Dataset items

──────

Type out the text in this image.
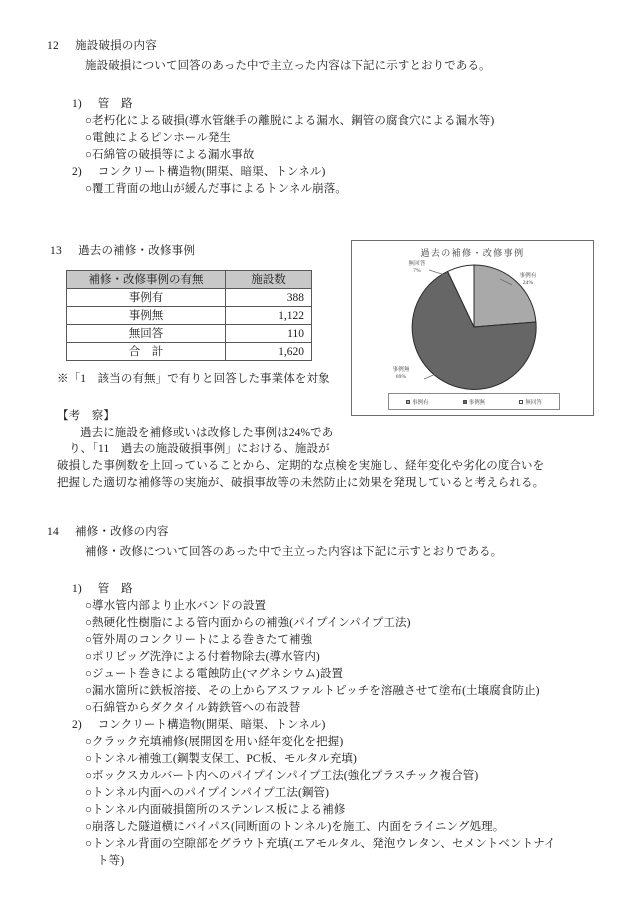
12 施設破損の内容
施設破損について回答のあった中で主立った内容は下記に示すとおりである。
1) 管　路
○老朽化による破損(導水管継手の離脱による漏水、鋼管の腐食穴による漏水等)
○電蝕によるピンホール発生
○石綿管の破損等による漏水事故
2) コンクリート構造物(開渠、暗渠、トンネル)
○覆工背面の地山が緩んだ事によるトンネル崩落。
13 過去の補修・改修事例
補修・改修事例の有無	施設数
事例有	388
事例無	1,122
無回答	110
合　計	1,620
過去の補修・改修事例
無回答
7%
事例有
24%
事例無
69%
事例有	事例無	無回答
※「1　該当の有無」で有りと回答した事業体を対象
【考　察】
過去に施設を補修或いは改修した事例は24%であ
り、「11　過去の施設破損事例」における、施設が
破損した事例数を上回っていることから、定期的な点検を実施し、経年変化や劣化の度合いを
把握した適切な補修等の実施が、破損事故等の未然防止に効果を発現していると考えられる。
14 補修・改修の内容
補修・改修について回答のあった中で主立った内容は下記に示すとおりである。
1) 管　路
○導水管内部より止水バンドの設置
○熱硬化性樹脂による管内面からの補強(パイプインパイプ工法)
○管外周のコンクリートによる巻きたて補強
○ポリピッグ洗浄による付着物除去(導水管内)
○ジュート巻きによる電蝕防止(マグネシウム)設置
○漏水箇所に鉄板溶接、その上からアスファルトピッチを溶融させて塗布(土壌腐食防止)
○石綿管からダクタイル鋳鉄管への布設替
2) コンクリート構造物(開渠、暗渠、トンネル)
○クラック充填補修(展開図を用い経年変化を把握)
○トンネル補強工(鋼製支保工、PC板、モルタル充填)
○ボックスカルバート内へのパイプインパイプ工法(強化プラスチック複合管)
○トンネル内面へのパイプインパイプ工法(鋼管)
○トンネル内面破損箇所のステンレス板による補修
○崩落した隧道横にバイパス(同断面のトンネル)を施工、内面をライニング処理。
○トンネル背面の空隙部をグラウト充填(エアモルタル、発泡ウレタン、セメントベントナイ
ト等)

──────

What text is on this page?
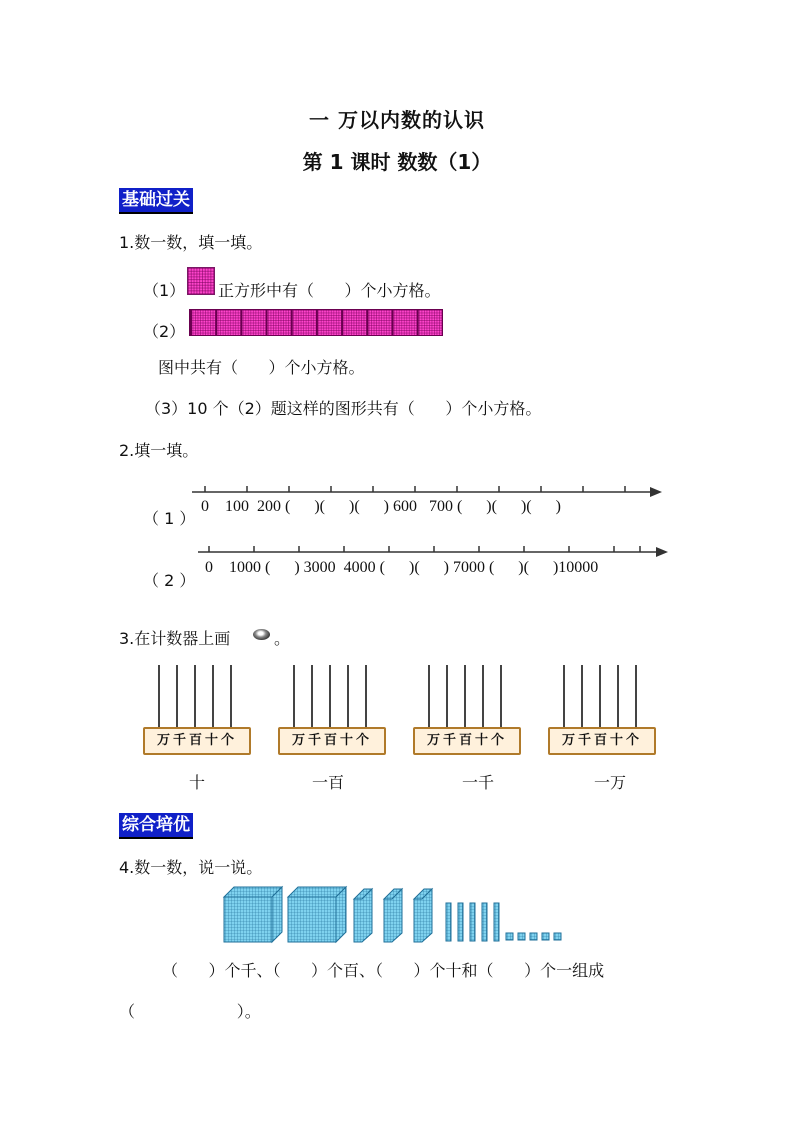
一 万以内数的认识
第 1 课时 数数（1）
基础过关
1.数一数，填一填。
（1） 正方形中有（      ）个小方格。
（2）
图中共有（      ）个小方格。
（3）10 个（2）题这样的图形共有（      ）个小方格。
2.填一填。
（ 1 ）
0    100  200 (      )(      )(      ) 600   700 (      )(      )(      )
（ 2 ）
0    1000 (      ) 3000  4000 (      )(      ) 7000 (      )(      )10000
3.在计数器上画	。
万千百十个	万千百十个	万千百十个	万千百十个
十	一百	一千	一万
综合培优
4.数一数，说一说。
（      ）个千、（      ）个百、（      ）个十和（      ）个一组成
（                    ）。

──────

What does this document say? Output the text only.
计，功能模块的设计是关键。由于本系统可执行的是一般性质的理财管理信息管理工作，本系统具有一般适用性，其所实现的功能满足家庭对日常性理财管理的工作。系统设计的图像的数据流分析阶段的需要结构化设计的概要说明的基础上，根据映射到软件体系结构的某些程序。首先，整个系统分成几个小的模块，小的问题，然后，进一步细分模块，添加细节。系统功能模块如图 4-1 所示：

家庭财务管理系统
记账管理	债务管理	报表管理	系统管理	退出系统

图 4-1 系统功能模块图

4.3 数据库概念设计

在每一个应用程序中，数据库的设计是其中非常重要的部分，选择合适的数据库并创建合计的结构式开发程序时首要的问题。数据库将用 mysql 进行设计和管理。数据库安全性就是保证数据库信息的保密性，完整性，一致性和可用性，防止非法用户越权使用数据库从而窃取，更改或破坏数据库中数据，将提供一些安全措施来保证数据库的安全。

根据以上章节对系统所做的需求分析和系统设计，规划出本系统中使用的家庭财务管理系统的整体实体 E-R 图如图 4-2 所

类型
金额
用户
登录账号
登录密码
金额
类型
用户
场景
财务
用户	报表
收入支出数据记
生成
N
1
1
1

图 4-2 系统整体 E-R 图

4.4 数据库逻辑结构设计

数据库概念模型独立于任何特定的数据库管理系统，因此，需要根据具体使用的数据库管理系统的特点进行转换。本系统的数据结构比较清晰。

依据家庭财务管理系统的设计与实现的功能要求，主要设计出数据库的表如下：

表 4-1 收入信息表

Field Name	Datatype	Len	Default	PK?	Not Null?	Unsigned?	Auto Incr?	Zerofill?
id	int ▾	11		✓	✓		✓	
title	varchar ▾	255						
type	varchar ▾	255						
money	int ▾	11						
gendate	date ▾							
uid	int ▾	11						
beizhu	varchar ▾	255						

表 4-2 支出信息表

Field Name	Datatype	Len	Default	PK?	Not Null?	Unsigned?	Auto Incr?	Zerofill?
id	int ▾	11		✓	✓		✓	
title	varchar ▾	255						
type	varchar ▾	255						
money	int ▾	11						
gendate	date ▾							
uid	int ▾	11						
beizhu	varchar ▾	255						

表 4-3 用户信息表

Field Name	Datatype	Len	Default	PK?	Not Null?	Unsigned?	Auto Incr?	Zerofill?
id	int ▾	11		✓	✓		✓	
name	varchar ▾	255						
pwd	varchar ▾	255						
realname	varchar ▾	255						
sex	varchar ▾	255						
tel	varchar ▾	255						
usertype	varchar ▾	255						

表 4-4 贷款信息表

──────

Task details: Sift through the entries and copy every line with "个小方格".

Expected output:
（1） 正方形中有（      ）个小方格。
图中共有（      ）个小方格。
（3）10 个（2）题这样的图形共有（      ）个小方格。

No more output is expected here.